*DOCUMENT SECTION*:
----

Background: Cabergoline is an ergotic dopamine agonist with D2 receptor activity and a very long half-life. This pharmacological profile may result in clinically different effects. Small clinical trials indicate that overnight switching from 1 agonist to another can be performed safely.
Objective: To determine safety and efficacy of overnight switching from dopamine agonists to cabergoline in patients with advanced Parkinson disease (PD).
Methods: Patients with advanced PD and motor complications not optimally controlled by levodopa and a stable dose of bromocriptine, pergolide, pramipexole, and ropinirole were converted to cabergoline overnight. Patients were assessed by using an on-off diary, Unified Parkinson Disease Rating Scale (subscales I-IV), Parkinson's Disease Quality of Life 8 (PDQ-8), an ad hoc sleep questionnaire and an ad hoc off-period severity questionnaire. All rating scales were administered just before conversion and after 2, 6, and 12 weeks of treatment, when patients were on an optimal dose of cabergoline. Adverse effects were assessed at every visit following a check list.
Results: One hundred twenty-eight patients were included in the trial. Forty were on pergolide (mean dose, 2.8 mg/d), 38 on pramipexole (mean dose, 2.1 mg/d), and 32 on ropinirole (mean dose, 8.1 mg/d). Patients on bromocriptine (n = 18) were excluded from the analysis because of the small sample size. Three patients reported serious side effects (respiratory arrest, dyskinesias, and face edema and abdominal pain). Twenty-eight patients reported 41 adverse events. Twelve patients were withdrawn due to adverse effects (hallucinations [n = 5], dyspnea [n = 1], dizziness [n = 4], and vascular problems [n = 2]). A significant improvement in assessed parameters was obtained (P < 0.0001). Mean levodopa dose remained unchanged. After 12 weeks, the mean dose of cabergoline was 3.2 mg, and 25% of patients were taking the drug twice a day.

----

*DATA EXTRACTS*:
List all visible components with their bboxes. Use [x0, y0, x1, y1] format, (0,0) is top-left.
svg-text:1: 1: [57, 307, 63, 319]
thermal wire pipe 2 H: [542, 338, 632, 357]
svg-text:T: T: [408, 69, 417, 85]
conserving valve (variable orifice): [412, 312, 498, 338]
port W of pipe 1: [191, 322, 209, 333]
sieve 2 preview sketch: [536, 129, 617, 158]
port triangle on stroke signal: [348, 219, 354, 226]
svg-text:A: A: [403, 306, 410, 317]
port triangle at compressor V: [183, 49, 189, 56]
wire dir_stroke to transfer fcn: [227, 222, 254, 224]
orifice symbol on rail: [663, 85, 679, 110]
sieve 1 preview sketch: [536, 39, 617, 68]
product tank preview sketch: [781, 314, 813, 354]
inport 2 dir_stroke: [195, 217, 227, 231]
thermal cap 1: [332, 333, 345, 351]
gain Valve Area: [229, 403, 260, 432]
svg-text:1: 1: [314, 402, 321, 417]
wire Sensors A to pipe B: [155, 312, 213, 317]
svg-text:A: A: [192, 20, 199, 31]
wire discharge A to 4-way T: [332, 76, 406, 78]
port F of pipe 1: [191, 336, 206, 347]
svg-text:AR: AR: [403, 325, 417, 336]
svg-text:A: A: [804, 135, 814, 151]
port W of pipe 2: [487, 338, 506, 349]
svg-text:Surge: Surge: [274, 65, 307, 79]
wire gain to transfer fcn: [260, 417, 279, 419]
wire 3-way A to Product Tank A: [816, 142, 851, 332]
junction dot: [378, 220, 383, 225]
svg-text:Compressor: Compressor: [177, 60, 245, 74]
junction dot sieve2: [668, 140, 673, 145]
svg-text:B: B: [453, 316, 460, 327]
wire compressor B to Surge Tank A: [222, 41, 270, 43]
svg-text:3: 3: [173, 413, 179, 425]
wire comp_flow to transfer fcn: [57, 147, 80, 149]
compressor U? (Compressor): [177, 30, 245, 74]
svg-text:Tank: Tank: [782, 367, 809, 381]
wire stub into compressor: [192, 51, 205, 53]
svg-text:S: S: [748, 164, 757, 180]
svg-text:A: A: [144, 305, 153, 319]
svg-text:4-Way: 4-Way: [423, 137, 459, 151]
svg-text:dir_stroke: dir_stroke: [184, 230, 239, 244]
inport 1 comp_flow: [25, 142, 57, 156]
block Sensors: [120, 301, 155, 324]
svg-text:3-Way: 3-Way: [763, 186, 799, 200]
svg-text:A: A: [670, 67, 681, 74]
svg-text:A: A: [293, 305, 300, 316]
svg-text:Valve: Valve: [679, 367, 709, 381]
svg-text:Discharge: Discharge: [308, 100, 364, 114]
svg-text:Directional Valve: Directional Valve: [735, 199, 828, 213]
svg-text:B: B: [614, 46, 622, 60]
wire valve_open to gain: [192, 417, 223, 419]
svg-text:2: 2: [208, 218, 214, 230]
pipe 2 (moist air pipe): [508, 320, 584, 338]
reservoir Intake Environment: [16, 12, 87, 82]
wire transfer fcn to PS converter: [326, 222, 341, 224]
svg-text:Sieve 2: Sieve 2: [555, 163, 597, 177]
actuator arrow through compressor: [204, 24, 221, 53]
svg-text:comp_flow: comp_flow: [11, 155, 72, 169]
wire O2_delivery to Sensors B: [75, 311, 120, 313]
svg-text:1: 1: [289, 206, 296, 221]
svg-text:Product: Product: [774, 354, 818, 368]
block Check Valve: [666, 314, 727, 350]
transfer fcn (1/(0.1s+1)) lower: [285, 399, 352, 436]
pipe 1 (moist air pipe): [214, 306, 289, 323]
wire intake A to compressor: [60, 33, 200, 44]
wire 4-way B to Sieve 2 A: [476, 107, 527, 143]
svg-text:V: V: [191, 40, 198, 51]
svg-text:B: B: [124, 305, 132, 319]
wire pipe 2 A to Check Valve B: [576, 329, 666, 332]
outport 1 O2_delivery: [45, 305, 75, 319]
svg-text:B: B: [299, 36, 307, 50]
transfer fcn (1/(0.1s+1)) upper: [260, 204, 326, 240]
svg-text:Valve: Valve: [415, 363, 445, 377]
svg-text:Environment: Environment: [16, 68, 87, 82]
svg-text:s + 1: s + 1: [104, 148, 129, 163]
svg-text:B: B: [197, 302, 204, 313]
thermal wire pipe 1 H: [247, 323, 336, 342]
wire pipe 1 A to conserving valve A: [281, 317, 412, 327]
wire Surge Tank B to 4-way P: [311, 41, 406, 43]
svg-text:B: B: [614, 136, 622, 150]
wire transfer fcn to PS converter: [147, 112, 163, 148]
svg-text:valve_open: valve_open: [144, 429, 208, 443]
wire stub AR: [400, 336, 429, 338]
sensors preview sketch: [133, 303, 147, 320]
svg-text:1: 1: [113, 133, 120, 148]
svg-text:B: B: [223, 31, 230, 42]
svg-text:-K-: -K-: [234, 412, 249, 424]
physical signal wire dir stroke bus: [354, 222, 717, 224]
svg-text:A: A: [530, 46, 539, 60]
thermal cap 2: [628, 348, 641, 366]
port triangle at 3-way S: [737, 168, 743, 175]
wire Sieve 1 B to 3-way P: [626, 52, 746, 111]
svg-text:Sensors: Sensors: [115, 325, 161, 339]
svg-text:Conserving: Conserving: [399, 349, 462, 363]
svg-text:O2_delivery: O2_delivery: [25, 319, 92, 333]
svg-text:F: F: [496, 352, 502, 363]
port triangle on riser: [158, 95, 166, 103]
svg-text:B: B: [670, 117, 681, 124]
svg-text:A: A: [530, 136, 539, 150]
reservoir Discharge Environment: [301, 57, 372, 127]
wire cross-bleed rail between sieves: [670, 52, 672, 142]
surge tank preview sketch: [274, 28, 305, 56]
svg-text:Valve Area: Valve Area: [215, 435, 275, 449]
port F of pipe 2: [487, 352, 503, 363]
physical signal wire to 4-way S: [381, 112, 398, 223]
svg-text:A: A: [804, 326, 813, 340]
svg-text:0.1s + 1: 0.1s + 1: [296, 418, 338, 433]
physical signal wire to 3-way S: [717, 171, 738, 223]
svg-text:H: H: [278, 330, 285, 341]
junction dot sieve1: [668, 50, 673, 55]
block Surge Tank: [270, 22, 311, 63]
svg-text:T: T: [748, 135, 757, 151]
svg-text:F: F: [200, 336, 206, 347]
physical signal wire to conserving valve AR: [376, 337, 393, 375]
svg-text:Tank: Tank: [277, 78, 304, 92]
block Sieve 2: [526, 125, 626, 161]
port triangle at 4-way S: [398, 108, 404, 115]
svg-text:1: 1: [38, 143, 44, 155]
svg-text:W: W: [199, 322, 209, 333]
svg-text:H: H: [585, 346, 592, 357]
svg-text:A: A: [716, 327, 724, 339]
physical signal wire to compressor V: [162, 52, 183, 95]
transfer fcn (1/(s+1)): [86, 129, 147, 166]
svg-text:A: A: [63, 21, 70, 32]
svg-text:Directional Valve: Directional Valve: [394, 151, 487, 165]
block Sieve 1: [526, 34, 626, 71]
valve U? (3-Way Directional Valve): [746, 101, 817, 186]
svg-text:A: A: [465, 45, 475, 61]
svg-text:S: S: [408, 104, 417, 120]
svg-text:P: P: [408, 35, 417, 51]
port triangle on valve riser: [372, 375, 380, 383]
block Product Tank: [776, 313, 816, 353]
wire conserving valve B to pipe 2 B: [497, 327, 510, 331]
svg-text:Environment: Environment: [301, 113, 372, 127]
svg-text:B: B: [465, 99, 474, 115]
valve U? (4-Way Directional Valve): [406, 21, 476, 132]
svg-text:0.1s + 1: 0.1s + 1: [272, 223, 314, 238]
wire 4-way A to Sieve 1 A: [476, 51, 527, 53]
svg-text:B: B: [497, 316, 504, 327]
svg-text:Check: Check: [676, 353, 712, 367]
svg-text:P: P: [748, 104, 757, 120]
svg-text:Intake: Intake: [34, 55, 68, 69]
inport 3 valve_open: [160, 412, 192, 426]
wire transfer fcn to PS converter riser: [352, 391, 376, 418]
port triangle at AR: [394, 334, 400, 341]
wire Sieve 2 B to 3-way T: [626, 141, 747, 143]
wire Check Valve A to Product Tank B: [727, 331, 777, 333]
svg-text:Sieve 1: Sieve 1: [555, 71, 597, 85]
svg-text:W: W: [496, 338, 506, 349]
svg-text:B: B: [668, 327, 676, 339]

----

*COMPLETE THE FOLLOWING*:
**a)** According to the cabergoline abstract, what was the mean dose of cabergoline after 12 weeks?
**b)** Extract the portion of the cabergoline abstract that begins at the words "Objective: To determine" and ends after the words "a check list.".

*RESPONSES*:
**a)** 3.2 mg

**b)**
Objective: To determine safety and efficacy of overnight switching from dopamine agonists to cabergoline in patients with advanced Parkinson disease (PD).
Methods: Patients with advanced PD and motor complications not optimally controlled by levodopa and a stable dose of bromocriptine, pergolide, pramipexole, and ropinirole were converted to cabergoline overnight. Patients were assessed by using an on-off diary, Unified Parkinson Disease Rating Scale (subscales I-IV), Parkinson's Disease Quality of Life 8 (PDQ-8), an ad hoc sleep questionnaire and an ad hoc off-period severity questionnaire. All rating scales were administered just before conversion and after 2, 6, and 12 weeks of treatment, when patients were on an optimal dose of cabergoline. Adverse effects were assessed at every visit following a check list.